[EXERCISE DESCRIPTION]: Lift every line from the entries that includes the word "JSON".

..............................

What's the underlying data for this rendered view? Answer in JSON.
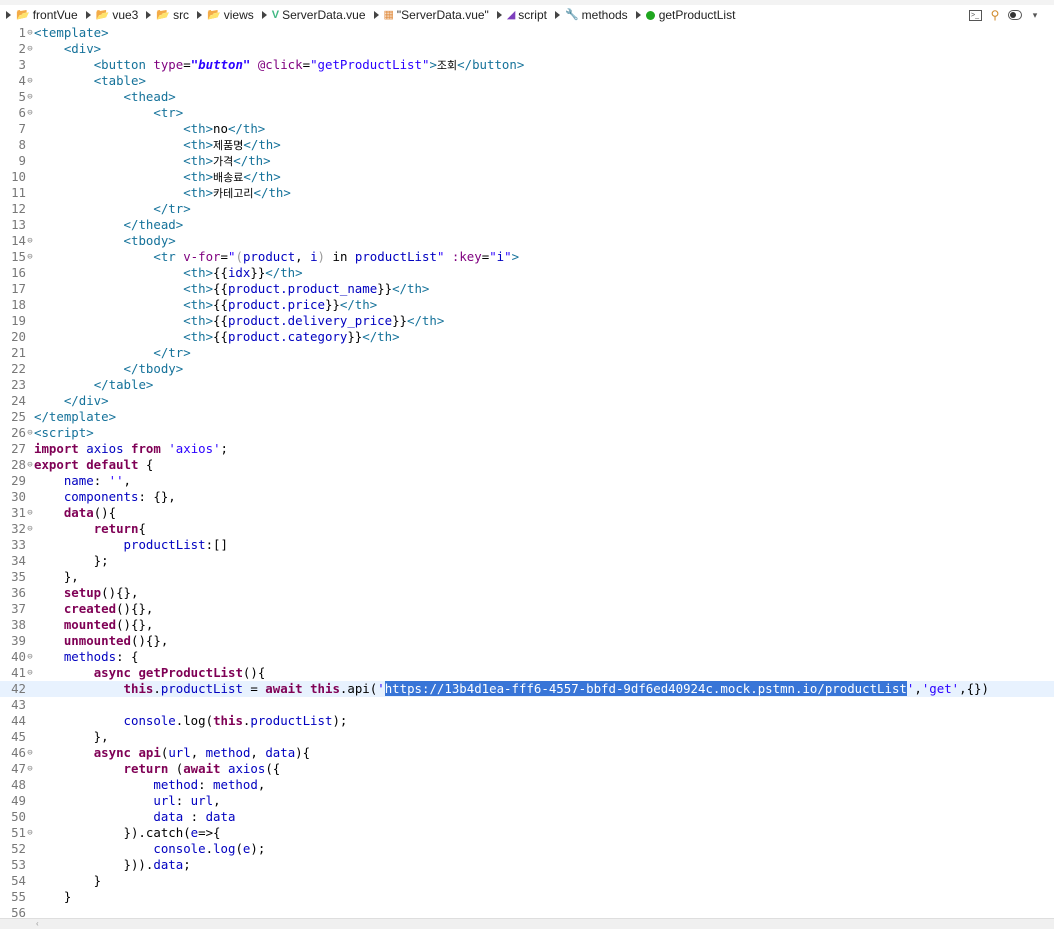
{
  "breadcrumb": {
    "items": [
      {
        "label": "frontVue",
        "icon": "folder-icon"
      },
      {
        "label": "vue3",
        "icon": "folder-icon"
      },
      {
        "label": "src",
        "icon": "folder-icon"
      },
      {
        "label": "views",
        "icon": "folder-icon"
      },
      {
        "label": "ServerData.vue",
        "icon": "vue-file-icon"
      },
      {
        "label": "\"ServerData.vue\"",
        "icon": "grid-file-icon"
      },
      {
        "label": "script",
        "icon": "script-icon"
      },
      {
        "label": "methods",
        "icon": "wrench-icon"
      },
      {
        "label": "getProductList",
        "icon": "method-icon"
      }
    ]
  },
  "toolbar": {
    "icons": [
      "terminal-icon",
      "overlay-icon",
      "toggle-icon",
      "chevron-down-icon"
    ]
  },
  "editor": {
    "current_line": 42,
    "lines": [
      {
        "n": "1",
        "fold": true,
        "html": "<span class='tok-tag'>&lt;template&gt;</span>"
      },
      {
        "n": "2",
        "fold": true,
        "html": "    <span class='tok-tag'>&lt;div&gt;</span>"
      },
      {
        "n": "3",
        "fold": false,
        "html": "        <span class='tok-tag'>&lt;button</span> <span class='tok-attr'>type</span>=<span class='tok-strit'>\"button\"</span> <span class='tok-attr'>@click</span>=<span class='tok-str'>\"getProductList\"</span><span class='tok-tag'>&gt;</span><span class='tok-ko'>조회</span><span class='tok-tag'>&lt;/button&gt;</span>"
      },
      {
        "n": "4",
        "fold": true,
        "html": "        <span class='tok-tag'>&lt;table&gt;</span>"
      },
      {
        "n": "5",
        "fold": true,
        "html": "            <span class='tok-tag'>&lt;thead&gt;</span>"
      },
      {
        "n": "6",
        "fold": true,
        "html": "                <span class='tok-tag'>&lt;tr&gt;</span>"
      },
      {
        "n": "7",
        "fold": false,
        "html": "                    <span class='tok-tag'>&lt;th&gt;</span>no<span class='tok-tag'>&lt;/th&gt;</span>"
      },
      {
        "n": "8",
        "fold": false,
        "html": "                    <span class='tok-tag'>&lt;th&gt;</span><span class='tok-ko'>제품명</span><span class='tok-tag'>&lt;/th&gt;</span>"
      },
      {
        "n": "9",
        "fold": false,
        "html": "                    <span class='tok-tag'>&lt;th&gt;</span><span class='tok-ko'>가격</span><span class='tok-tag'>&lt;/th&gt;</span>"
      },
      {
        "n": "10",
        "fold": false,
        "html": "                    <span class='tok-tag'>&lt;th&gt;</span><span class='tok-ko'>배송료</span><span class='tok-tag'>&lt;/th&gt;</span>"
      },
      {
        "n": "11",
        "fold": false,
        "html": "                    <span class='tok-tag'>&lt;th&gt;</span><span class='tok-ko'>카테고리</span><span class='tok-tag'>&lt;/th&gt;</span>"
      },
      {
        "n": "12",
        "fold": false,
        "html": "                <span class='tok-tag'>&lt;/tr&gt;</span>"
      },
      {
        "n": "13",
        "fold": false,
        "html": "            <span class='tok-tag'>&lt;/thead&gt;</span>"
      },
      {
        "n": "14",
        "fold": true,
        "html": "            <span class='tok-tag'>&lt;tbody&gt;</span>"
      },
      {
        "n": "15",
        "fold": true,
        "html": "                <span class='tok-tag'>&lt;tr</span> <span class='tok-attr'>v-for</span>=<span class='tok-str'>\"</span><span class='tok-dim'>(</span><span class='tok-prop'>product</span>, <span class='tok-prop'>i</span><span class='tok-dim'>)</span> <span class='tok-plain'>in</span> <span class='tok-prop'>productList</span><span class='tok-str'>\"</span> <span class='tok-attr'>:key</span>=<span class='tok-str'>\"</span><span class='tok-prop'>i</span><span class='tok-str'>\"</span><span class='tok-tag'>&gt;</span>"
      },
      {
        "n": "16",
        "fold": false,
        "html": "                    <span class='tok-tag'>&lt;th&gt;</span>{{<span class='tok-prop'>idx</span>}}<span class='tok-tag'>&lt;/th&gt;</span>"
      },
      {
        "n": "17",
        "fold": false,
        "html": "                    <span class='tok-tag'>&lt;th&gt;</span>{{<span class='tok-prop'>product.product_name</span>}}<span class='tok-tag'>&lt;/th&gt;</span>"
      },
      {
        "n": "18",
        "fold": false,
        "html": "                    <span class='tok-tag'>&lt;th&gt;</span>{{<span class='tok-prop'>product.price</span>}}<span class='tok-tag'>&lt;/th&gt;</span>"
      },
      {
        "n": "19",
        "fold": false,
        "html": "                    <span class='tok-tag'>&lt;th&gt;</span>{{<span class='tok-prop'>product.delivery_price</span>}}<span class='tok-tag'>&lt;/th&gt;</span>"
      },
      {
        "n": "20",
        "fold": false,
        "html": "                    <span class='tok-tag'>&lt;th&gt;</span>{{<span class='tok-prop'>product.category</span>}}<span class='tok-tag'>&lt;/th&gt;</span>"
      },
      {
        "n": "21",
        "fold": false,
        "html": "                <span class='tok-tag'>&lt;/tr&gt;</span>"
      },
      {
        "n": "22",
        "fold": false,
        "html": "            <span class='tok-tag'>&lt;/tbody&gt;</span>"
      },
      {
        "n": "23",
        "fold": false,
        "html": "        <span class='tok-tag'>&lt;/table&gt;</span>"
      },
      {
        "n": "24",
        "fold": false,
        "html": "    <span class='tok-tag'>&lt;/div&gt;</span>"
      },
      {
        "n": "25",
        "fold": false,
        "html": "<span class='tok-tag'>&lt;/template&gt;</span>"
      },
      {
        "n": "26",
        "fold": true,
        "html": "<span class='tok-tag'>&lt;script&gt;</span>"
      },
      {
        "n": "27",
        "fold": false,
        "html": "<span class='tok-kw'>import</span> <span class='tok-prop'>axios</span> <span class='tok-kw'>from</span> <span class='tok-str'>'axios'</span>;"
      },
      {
        "n": "28",
        "fold": true,
        "html": "<span class='tok-kw'>export default</span> {"
      },
      {
        "n": "29",
        "fold": false,
        "html": "    <span class='tok-prop'>name</span>: <span class='tok-str'>''</span>,"
      },
      {
        "n": "30",
        "fold": false,
        "html": "    <span class='tok-prop'>components</span>: {},"
      },
      {
        "n": "31",
        "fold": true,
        "html": "    <span class='tok-kw'>data</span>(){"
      },
      {
        "n": "32",
        "fold": true,
        "html": "        <span class='tok-kw'>return</span>{"
      },
      {
        "n": "33",
        "fold": false,
        "html": "            <span class='tok-prop'>productList</span>:[]"
      },
      {
        "n": "34",
        "fold": false,
        "html": "        };"
      },
      {
        "n": "35",
        "fold": false,
        "html": "    },"
      },
      {
        "n": "36",
        "fold": false,
        "html": "    <span class='tok-kw'>setup</span>(){},"
      },
      {
        "n": "37",
        "fold": false,
        "html": "    <span class='tok-kw'>created</span>(){},"
      },
      {
        "n": "38",
        "fold": false,
        "html": "    <span class='tok-kw'>mounted</span>(){},"
      },
      {
        "n": "39",
        "fold": false,
        "html": "    <span class='tok-kw'>unmounted</span>(){},"
      },
      {
        "n": "40",
        "fold": true,
        "html": "    <span class='tok-prop'>methods</span>: {"
      },
      {
        "n": "41",
        "fold": true,
        "html": "        <span class='tok-kw'>async</span> <span class='tok-kw'>getProductList</span>(){"
      },
      {
        "n": "42",
        "fold": false,
        "html": "            <span class='tok-kw'>this</span>.<span class='tok-prop'>productList</span> = <span class='tok-kw'>await</span> <span class='tok-kw'>this</span>.api(<span class='tok-str'>'</span><span class='tok-sel'>https://13b4d1ea-fff6-4557-bbfd-9df6ed40924c.mock.pstmn.io/productList</span><span class='tok-str'>'</span>,<span class='tok-str'>'get'</span>,{})"
      },
      {
        "n": "43",
        "fold": false,
        "html": ""
      },
      {
        "n": "44",
        "fold": false,
        "html": "            <span class='tok-prop'>console</span>.log(<span class='tok-kw'>this</span>.<span class='tok-prop'>productList</span>);"
      },
      {
        "n": "45",
        "fold": false,
        "html": "        },"
      },
      {
        "n": "46",
        "fold": true,
        "html": "        <span class='tok-kw'>async</span> <span class='tok-kw'>api</span>(<span class='tok-prop'>url</span>, <span class='tok-prop'>method</span>, <span class='tok-prop'>data</span>){"
      },
      {
        "n": "47",
        "fold": true,
        "html": "            <span class='tok-kw'>return</span> (<span class='tok-kw'>await</span> <span class='tok-prop'>axios</span>({"
      },
      {
        "n": "48",
        "fold": false,
        "html": "                <span class='tok-prop'>method</span>: <span class='tok-prop'>method</span>,"
      },
      {
        "n": "49",
        "fold": false,
        "html": "                <span class='tok-prop'>url</span>: <span class='tok-prop'>url</span>,"
      },
      {
        "n": "50",
        "fold": false,
        "html": "                <span class='tok-prop'>data</span> : <span class='tok-prop'>data</span>"
      },
      {
        "n": "51",
        "fold": true,
        "html": "            }).catch(<span class='tok-prop'>e</span>=&gt;{"
      },
      {
        "n": "52",
        "fold": false,
        "html": "                <span class='tok-prop'>console</span>.<span class='tok-prop'>log</span>(<span class='tok-prop'>e</span>);"
      },
      {
        "n": "53",
        "fold": false,
        "html": "            })).<span class='tok-prop'>data</span>;"
      },
      {
        "n": "54",
        "fold": false,
        "html": "        }"
      },
      {
        "n": "55",
        "fold": false,
        "html": "    }"
      },
      {
        "n": "56",
        "fold": false,
        "html": ""
      }
    ]
  }
}
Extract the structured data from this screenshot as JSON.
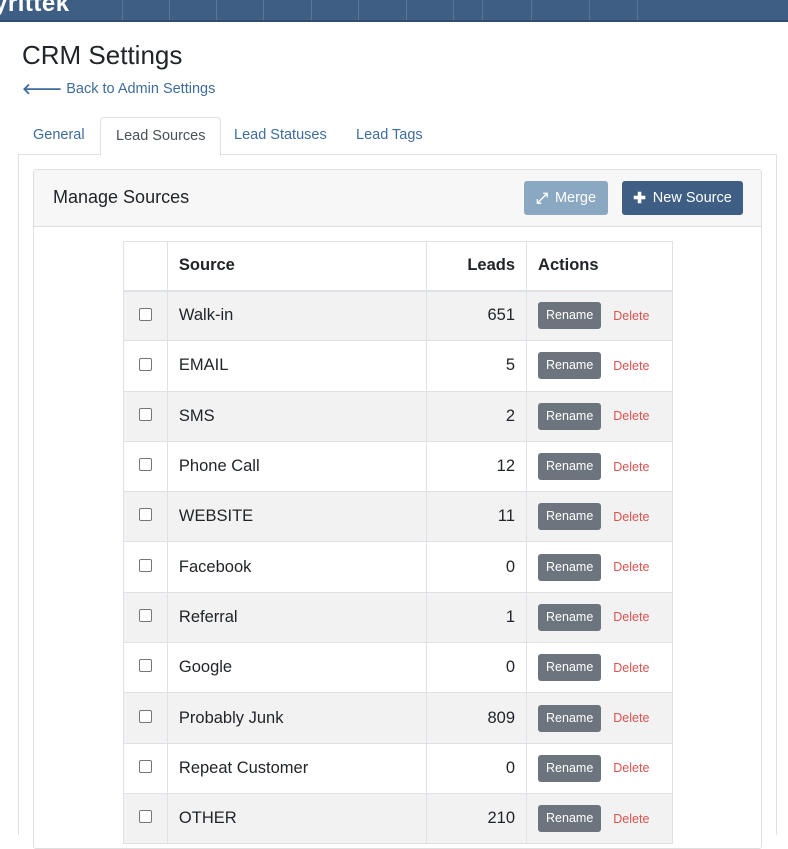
{
  "navbar": {
    "brand": "yrittek"
  },
  "page": {
    "title": "CRM Settings",
    "back_link": "Back to Admin Settings"
  },
  "tabs": [
    {
      "label": "General",
      "active": false
    },
    {
      "label": "Lead Sources",
      "active": true
    },
    {
      "label": "Lead Statuses",
      "active": false
    },
    {
      "label": "Lead Tags",
      "active": false
    }
  ],
  "card": {
    "title": "Manage Sources",
    "merge_label": "Merge",
    "new_source_label": "New Source"
  },
  "table": {
    "headers": {
      "source": "Source",
      "leads": "Leads",
      "actions": "Actions"
    },
    "rename_label": "Rename",
    "delete_label": "Delete",
    "rows": [
      {
        "source": "Walk-in",
        "leads": "651"
      },
      {
        "source": "EMAIL",
        "leads": "5"
      },
      {
        "source": "SMS",
        "leads": "2"
      },
      {
        "source": "Phone Call",
        "leads": "12"
      },
      {
        "source": "WEBSITE",
        "leads": "11"
      },
      {
        "source": "Facebook",
        "leads": "0"
      },
      {
        "source": "Referral",
        "leads": "1"
      },
      {
        "source": "Google",
        "leads": "0"
      },
      {
        "source": "Probably Junk",
        "leads": "809"
      },
      {
        "source": "Repeat Customer",
        "leads": "0"
      },
      {
        "source": "OTHER",
        "leads": "210"
      }
    ]
  },
  "colors": {
    "navbar": "#3e5f83",
    "link": "#3e6d9c",
    "delete": "#d9534f",
    "rename_button": "#6c757d",
    "merge_button": "#8aa8c2"
  }
}
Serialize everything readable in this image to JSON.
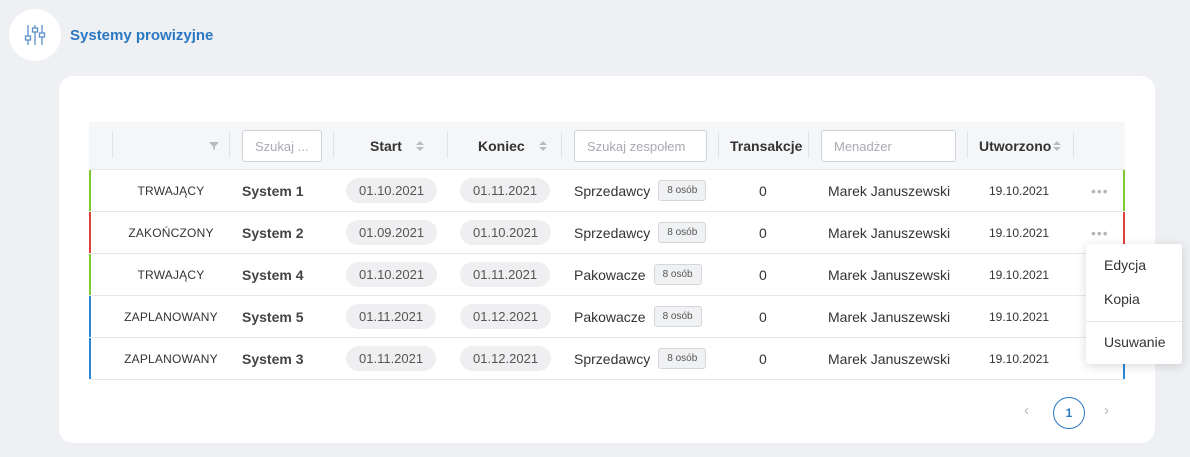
{
  "header": {
    "title": "Systemy prowizyjne",
    "icon": "sliders-icon"
  },
  "table": {
    "columns": {
      "search_name_placeholder": "Szukaj ...",
      "start": "Start",
      "end": "Koniec",
      "search_team_placeholder": "Szukaj zespołem",
      "transactions": "Transakcje",
      "manager_placeholder": "Menadżer",
      "created": "Utworzono"
    },
    "rows": [
      {
        "status": "TRWAJĄCY",
        "status_color": "#7ec832",
        "name": "System 1",
        "start": "01.10.2021",
        "end": "01.11.2021",
        "team": "Sprzedawcy",
        "team_size": "8 osób",
        "transactions": "0",
        "manager": "Marek Januszewski",
        "created": "19.10.2021"
      },
      {
        "status": "ZAKOŃCZONY",
        "status_color": "#e0403f",
        "name": "System 2",
        "start": "01.09.2021",
        "end": "01.10.2021",
        "team": "Sprzedawcy",
        "team_size": "8 osób",
        "transactions": "0",
        "manager": "Marek Januszewski",
        "created": "19.10.2021"
      },
      {
        "status": "TRWAJĄCY",
        "status_color": "#7ec832",
        "name": "System 4",
        "start": "01.10.2021",
        "end": "01.11.2021",
        "team": "Pakowacze",
        "team_size": "8 osób",
        "transactions": "0",
        "manager": "Marek Januszewski",
        "created": "19.10.2021"
      },
      {
        "status": "ZAPLANOWANY",
        "status_color": "#2b86d6",
        "name": "System 5",
        "start": "01.11.2021",
        "end": "01.12.2021",
        "team": "Pakowacze",
        "team_size": "8 osób",
        "transactions": "0",
        "manager": "Marek Januszewski",
        "created": "19.10.2021"
      },
      {
        "status": "ZAPLANOWANY",
        "status_color": "#2b86d6",
        "name": "System 3",
        "start": "01.11.2021",
        "end": "01.12.2021",
        "team": "Sprzedawcy",
        "team_size": "8 osób",
        "transactions": "0",
        "manager": "Marek Januszewski",
        "created": "19.10.2021"
      }
    ]
  },
  "context_menu": {
    "edit": "Edycja",
    "copy": "Kopia",
    "delete": "Usuwanie"
  },
  "pagination": {
    "current_page": "1",
    "prev_icon": "chevron-left-icon",
    "next_icon": "chevron-right-icon"
  },
  "colors": {
    "accent": "#2b78c2",
    "ongoing": "#7ec832",
    "finished": "#e0403f",
    "planned": "#2b86d6"
  }
}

..............................

[RESULT FOR THIS TASK]:
What's the underlying data for this rendered view? Answer in JSON.
Extract the structured data from this screenshot as JSON.
Serialize everything readable in this image to JSON.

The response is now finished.